Task statement:
Write out each line word for word. Drop pictures.

Information shown:
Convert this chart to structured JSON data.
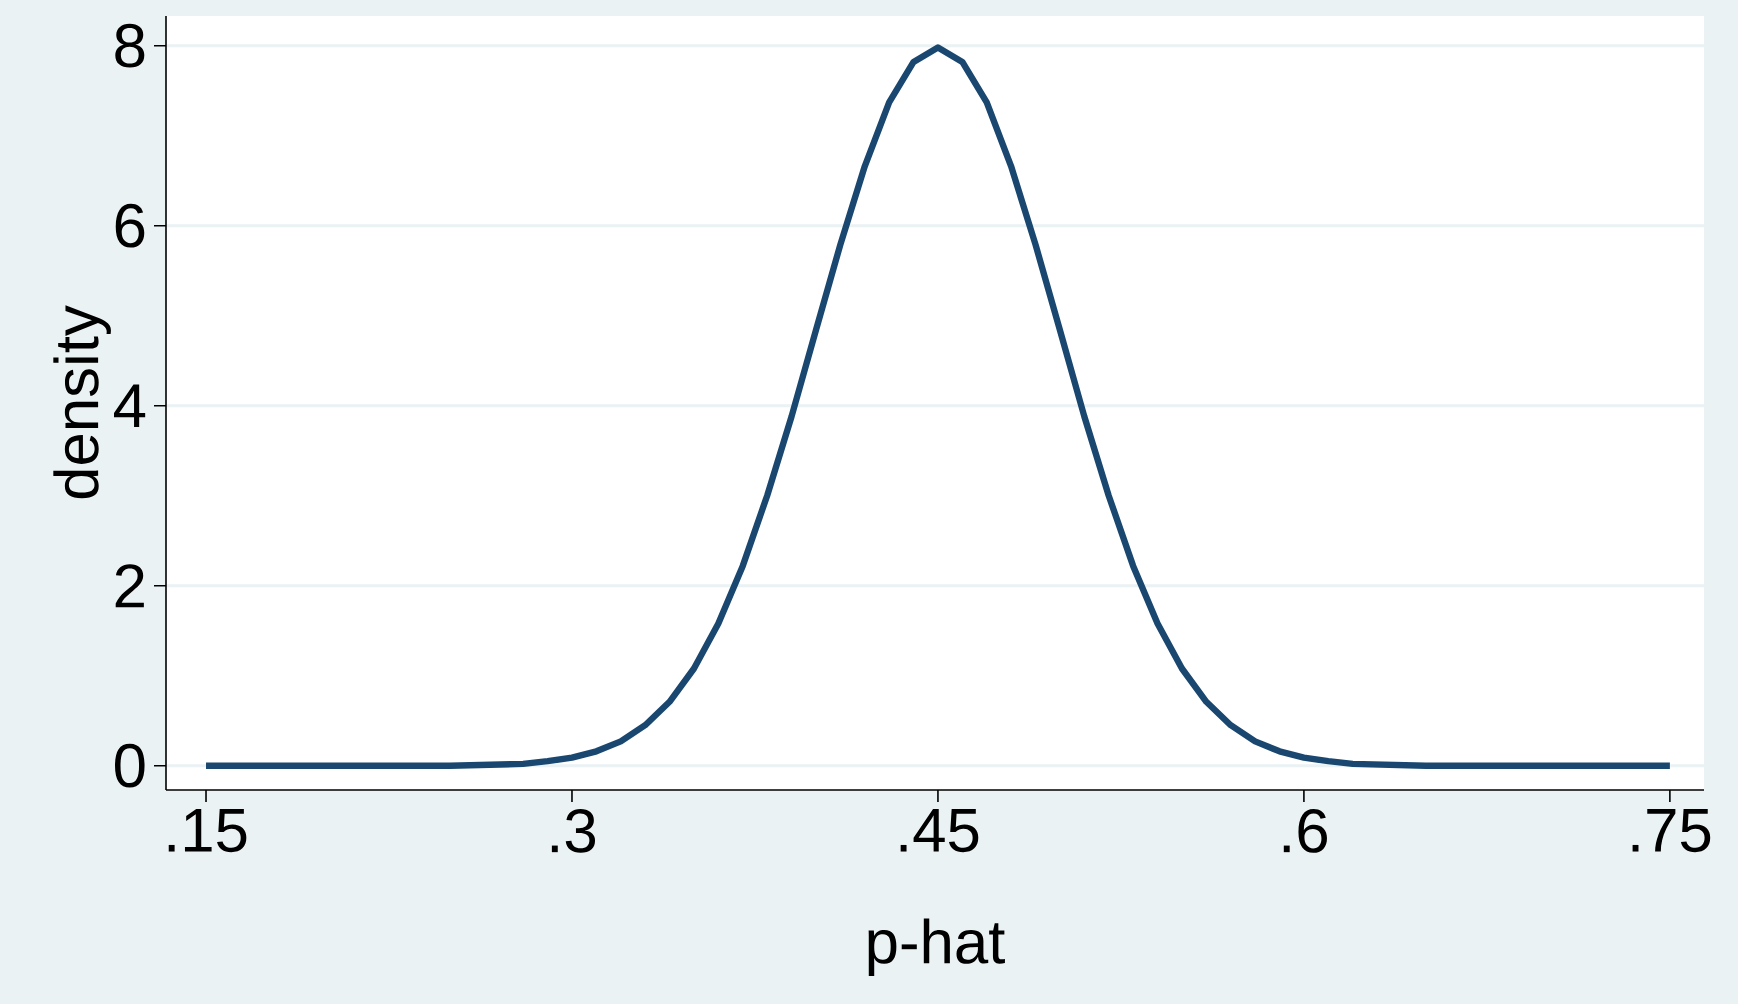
{
  "chart_data": {
    "type": "line",
    "xlabel": "p-hat",
    "ylabel": "density",
    "xlim": [
      0.1336,
      0.764
    ],
    "ylim": [
      -0.27,
      8.33
    ],
    "xticks": [
      {
        "value": 0.15,
        "label": ".15"
      },
      {
        "value": 0.3,
        "label": ".3"
      },
      {
        "value": 0.45,
        "label": ".45"
      },
      {
        "value": 0.6,
        "label": ".6"
      },
      {
        "value": 0.75,
        "label": ".75"
      }
    ],
    "yticks": [
      0,
      2,
      4,
      6,
      8
    ],
    "grid": "y",
    "marker": "none",
    "line_style": "solid",
    "series": [
      {
        "color": "#1a476f",
        "x": [
          0.15,
          0.2,
          0.25,
          0.28,
          0.29,
          0.3,
          0.31,
          0.32,
          0.33,
          0.34,
          0.35,
          0.36,
          0.37,
          0.38,
          0.39,
          0.4,
          0.41,
          0.42,
          0.43,
          0.44,
          0.45,
          0.46,
          0.47,
          0.48,
          0.49,
          0.5,
          0.51,
          0.52,
          0.53,
          0.54,
          0.55,
          0.56,
          0.57,
          0.58,
          0.59,
          0.6,
          0.61,
          0.62,
          0.65,
          0.7,
          0.75
        ],
        "values": [
          0,
          0,
          0,
          0.02,
          0.05,
          0.09,
          0.16,
          0.27,
          0.45,
          0.71,
          1.08,
          1.58,
          2.22,
          3.0,
          3.88,
          4.84,
          5.79,
          6.66,
          7.37,
          7.82,
          7.98,
          7.82,
          7.37,
          6.66,
          5.79,
          4.84,
          3.88,
          3.0,
          2.22,
          1.58,
          1.08,
          0.71,
          0.45,
          0.27,
          0.16,
          0.09,
          0.05,
          0.02,
          0,
          0,
          0
        ]
      }
    ]
  }
}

The completed task:
Convert this chart to structured JSON data.
{
  "chart_data": {
    "type": "line",
    "xlabel": "p-hat",
    "ylabel": "density",
    "xlim": [
      0.1336,
      0.764
    ],
    "ylim": [
      -0.27,
      8.33
    ],
    "xticks": [
      {
        "value": 0.15,
        "label": ".15"
      },
      {
        "value": 0.3,
        "label": ".3"
      },
      {
        "value": 0.45,
        "label": ".45"
      },
      {
        "value": 0.6,
        "label": ".6"
      },
      {
        "value": 0.75,
        "label": ".75"
      }
    ],
    "yticks": [
      0,
      2,
      4,
      6,
      8
    ],
    "grid": "y",
    "marker": "none",
    "line_style": "solid",
    "series": [
      {
        "color": "#1a476f",
        "x": [
          0.15,
          0.2,
          0.25,
          0.28,
          0.29,
          0.3,
          0.31,
          0.32,
          0.33,
          0.34,
          0.35,
          0.36,
          0.37,
          0.38,
          0.39,
          0.4,
          0.41,
          0.42,
          0.43,
          0.44,
          0.45,
          0.46,
          0.47,
          0.48,
          0.49,
          0.5,
          0.51,
          0.52,
          0.53,
          0.54,
          0.55,
          0.56,
          0.57,
          0.58,
          0.59,
          0.6,
          0.61,
          0.62,
          0.65,
          0.7,
          0.75
        ],
        "values": [
          0,
          0,
          0,
          0.02,
          0.05,
          0.09,
          0.16,
          0.27,
          0.45,
          0.71,
          1.08,
          1.58,
          2.22,
          3.0,
          3.88,
          4.84,
          5.79,
          6.66,
          7.37,
          7.82,
          7.98,
          7.82,
          7.37,
          6.66,
          5.79,
          4.84,
          3.88,
          3.0,
          2.22,
          1.58,
          1.08,
          0.71,
          0.45,
          0.27,
          0.16,
          0.09,
          0.05,
          0.02,
          0,
          0,
          0
        ]
      }
    ]
  }
}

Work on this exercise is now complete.